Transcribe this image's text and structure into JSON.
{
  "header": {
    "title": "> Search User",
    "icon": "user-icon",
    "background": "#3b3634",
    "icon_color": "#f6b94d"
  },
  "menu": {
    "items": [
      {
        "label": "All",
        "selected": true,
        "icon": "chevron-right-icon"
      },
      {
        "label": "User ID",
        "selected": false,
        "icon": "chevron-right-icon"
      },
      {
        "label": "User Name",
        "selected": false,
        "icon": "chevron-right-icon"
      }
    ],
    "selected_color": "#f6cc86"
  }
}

OBJECTIVE
Write the material out again word for word.

FULL ANSWER
Transcribe this image's text and structure into JSON.
{
  "header": {
    "title": "> Search User",
    "icon": "user-icon",
    "background": "#3b3634",
    "icon_color": "#f6b94d"
  },
  "menu": {
    "items": [
      {
        "label": "All",
        "selected": true,
        "icon": "chevron-right-icon"
      },
      {
        "label": "User ID",
        "selected": false,
        "icon": "chevron-right-icon"
      },
      {
        "label": "User Name",
        "selected": false,
        "icon": "chevron-right-icon"
      }
    ],
    "selected_color": "#f6cc86"
  }
}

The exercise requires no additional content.